■ Prompt 1:
In the GPR146 and ANGPTL3 abstract, how much lower was plasma triglyceride in mice with both genes deleted than in chow-fed controls?
■ Prompt 2:
Using the GPR146 and ANGPTL3 abstract, explain why the authors see therapeutic potential in targeting both genes.
■ Prompt 3:
Translate this sentence from the GPR146 and ANGPTL3 abstract into Spanish: "Body and liver weights of the experimental groups remained unchanged."

■ Page text:
Prevention of atherosclerosis and hepatic steatosis by combined, liver-specific deletion of GPR146 and ANGPTL3

Background and Aims: GWAS identified GPR146 as a novel lipid gene. Subsequent studies in mice validated Gpr146 deletion reduces circulating lipids and is atheroprotective, independent of LDL-R. Whereas, Mendelian randomisation studies highlight that GPR146is causally linked with plasma levels of ALT, AST, and CRP. Several lines of evidence point to a role for ANGPTL3 mediating the effects of GPR146. Methods: We used somatic gene editing to generate liver-specific deletions of Gpr146, Angptl3, and Gpr146/Angptl3. The experimental groups were fed with a regular chow and 60% kcal HFD, independently. Plasma levels of total cholesterol (TC), triglycerides (TG), ALT and AST and hepatic lipids were measured. Hepatic and aortic histology, RNAseq, qRT-PCR, western blotting and targeted proteomics were used to characterise the mouse model. Results: Somatic gene editing showed 85% reductions in the targeted genes at the mRNA and protein levels. Compared to chow-fed controls, plasma TG was reduced by 28%, 58% and 75%, whereas plasma TC was reduced by 21%, 37% and 58% and hepatic lipid levels were reduced by 21%, 26%, and 46% in Gpr146, Angptl3 and Gpr146/Angptl3deleted mice, respectively. Body and liver weights of the experimental groups remained unchanged. Conclusions: This study shows that function of Gpr146 is independent of Angptl3, and combined deletion of both genes has a favourable outcome by reducing circulating and hepatic lipids in an additive manner. These findings indicate the therapeutic potential of targeting Gpr146 and Angptl3to protect against atherosclerosis and fatty liver disease.

■ Data records:
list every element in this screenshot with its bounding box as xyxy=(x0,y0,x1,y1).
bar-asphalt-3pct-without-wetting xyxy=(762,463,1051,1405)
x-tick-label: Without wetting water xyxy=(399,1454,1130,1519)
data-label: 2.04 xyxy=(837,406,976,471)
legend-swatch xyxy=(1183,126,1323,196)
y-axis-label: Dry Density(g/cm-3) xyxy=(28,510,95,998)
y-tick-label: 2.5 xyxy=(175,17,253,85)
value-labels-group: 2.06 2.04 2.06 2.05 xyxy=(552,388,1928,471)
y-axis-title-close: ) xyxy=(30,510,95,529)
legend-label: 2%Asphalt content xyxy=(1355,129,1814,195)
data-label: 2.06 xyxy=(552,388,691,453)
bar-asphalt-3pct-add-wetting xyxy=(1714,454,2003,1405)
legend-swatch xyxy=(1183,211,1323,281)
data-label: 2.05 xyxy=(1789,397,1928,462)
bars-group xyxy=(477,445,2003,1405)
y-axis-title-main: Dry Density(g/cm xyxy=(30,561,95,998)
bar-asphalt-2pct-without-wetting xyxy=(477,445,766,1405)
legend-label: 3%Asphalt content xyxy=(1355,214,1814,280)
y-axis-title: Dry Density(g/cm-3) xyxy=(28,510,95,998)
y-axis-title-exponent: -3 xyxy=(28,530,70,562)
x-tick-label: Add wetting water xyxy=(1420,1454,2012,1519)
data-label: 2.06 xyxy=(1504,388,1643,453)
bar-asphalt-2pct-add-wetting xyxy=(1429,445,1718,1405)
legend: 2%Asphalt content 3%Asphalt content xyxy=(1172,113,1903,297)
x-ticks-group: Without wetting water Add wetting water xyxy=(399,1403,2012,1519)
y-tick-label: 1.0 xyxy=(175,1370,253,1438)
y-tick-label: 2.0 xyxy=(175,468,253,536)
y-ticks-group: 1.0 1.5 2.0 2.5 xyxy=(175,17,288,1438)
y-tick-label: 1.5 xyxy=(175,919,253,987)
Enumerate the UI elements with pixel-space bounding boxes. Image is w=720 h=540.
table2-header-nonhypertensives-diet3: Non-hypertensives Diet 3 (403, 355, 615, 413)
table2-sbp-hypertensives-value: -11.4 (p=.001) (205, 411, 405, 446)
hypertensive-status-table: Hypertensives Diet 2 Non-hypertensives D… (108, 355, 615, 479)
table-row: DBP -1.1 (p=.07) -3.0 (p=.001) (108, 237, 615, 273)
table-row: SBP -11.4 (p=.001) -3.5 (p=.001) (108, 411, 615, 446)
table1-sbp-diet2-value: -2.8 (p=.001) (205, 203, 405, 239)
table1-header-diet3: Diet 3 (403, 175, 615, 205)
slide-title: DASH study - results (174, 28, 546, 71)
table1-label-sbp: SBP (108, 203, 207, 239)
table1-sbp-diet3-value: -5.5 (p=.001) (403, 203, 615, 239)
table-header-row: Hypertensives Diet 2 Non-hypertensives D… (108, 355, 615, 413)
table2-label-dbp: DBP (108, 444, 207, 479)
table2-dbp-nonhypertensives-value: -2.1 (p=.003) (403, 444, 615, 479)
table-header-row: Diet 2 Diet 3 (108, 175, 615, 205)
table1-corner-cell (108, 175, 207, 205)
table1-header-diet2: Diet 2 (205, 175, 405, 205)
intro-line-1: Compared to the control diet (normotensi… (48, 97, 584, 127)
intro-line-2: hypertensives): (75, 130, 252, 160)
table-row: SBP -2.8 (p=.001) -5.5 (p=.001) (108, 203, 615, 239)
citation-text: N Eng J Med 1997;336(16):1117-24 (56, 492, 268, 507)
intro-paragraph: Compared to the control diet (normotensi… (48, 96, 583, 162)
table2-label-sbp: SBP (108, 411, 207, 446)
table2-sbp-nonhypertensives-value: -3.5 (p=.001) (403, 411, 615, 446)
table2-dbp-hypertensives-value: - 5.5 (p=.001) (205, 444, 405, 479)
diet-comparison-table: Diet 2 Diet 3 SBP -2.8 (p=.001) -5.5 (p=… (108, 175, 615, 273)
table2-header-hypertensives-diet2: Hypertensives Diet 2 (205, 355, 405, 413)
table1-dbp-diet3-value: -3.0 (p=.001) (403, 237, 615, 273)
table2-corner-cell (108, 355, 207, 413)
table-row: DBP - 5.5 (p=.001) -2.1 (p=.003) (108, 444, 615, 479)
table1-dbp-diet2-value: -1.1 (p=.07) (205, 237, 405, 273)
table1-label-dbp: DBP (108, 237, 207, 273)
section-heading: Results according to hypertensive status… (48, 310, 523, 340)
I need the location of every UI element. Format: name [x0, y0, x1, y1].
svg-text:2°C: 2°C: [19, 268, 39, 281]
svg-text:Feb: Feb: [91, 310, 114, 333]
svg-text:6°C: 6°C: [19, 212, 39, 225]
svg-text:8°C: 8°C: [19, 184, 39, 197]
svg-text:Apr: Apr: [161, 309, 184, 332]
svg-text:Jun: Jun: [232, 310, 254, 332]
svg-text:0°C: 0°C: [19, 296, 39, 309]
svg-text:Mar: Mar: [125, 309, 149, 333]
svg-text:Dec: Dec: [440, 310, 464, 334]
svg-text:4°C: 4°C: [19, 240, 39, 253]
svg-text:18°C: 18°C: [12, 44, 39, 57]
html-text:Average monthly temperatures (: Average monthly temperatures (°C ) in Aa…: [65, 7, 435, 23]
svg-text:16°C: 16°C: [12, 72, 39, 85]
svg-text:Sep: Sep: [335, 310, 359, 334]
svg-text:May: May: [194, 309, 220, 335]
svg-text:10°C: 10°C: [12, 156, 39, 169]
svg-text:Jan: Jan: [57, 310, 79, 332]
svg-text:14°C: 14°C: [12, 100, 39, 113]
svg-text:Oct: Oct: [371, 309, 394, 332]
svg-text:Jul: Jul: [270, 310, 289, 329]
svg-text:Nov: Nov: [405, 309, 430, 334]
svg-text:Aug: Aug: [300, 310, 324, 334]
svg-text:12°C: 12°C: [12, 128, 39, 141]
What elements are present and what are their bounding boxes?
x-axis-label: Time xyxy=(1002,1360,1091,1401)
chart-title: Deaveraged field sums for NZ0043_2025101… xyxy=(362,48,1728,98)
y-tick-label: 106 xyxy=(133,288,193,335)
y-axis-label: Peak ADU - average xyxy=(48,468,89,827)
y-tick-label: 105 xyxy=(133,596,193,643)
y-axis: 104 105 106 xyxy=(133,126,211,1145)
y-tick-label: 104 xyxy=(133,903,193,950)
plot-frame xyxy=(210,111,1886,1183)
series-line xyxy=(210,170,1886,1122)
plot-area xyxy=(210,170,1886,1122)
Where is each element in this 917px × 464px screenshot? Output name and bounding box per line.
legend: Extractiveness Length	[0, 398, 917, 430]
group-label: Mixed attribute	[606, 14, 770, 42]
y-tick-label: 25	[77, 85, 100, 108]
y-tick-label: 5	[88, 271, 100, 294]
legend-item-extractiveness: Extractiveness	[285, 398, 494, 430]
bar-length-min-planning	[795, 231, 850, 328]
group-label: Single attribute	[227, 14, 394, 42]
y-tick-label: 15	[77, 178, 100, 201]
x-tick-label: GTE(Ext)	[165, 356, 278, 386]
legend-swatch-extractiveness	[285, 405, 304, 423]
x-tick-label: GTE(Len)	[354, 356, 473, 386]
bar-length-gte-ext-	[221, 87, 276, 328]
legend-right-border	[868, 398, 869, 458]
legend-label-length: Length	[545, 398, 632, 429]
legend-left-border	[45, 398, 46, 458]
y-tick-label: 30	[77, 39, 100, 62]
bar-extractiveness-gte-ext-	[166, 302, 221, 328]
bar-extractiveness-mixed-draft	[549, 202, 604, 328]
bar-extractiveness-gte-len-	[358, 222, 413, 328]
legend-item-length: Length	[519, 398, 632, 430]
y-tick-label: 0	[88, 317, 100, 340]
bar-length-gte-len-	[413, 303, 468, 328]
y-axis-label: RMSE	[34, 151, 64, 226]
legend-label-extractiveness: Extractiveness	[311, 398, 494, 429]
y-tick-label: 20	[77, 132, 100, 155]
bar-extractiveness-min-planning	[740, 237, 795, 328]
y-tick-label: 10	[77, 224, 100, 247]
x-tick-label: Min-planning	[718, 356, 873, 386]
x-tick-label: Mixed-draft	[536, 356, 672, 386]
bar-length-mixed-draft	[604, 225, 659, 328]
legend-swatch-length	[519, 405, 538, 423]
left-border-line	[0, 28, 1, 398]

■ Your response 1:
It was 75% lower.

■ Your response 2:
Deleting both genes together lowered lipids in the blood and the liver, and the effects added up. The authors call this a favorable outcome, so targeting both genes could help protect against atherosclerosis and fatty liver disease.

■ Your response 3:
Los pesos corporales y hepáticos de los grupos experimentales se mantuvieron sin cambios.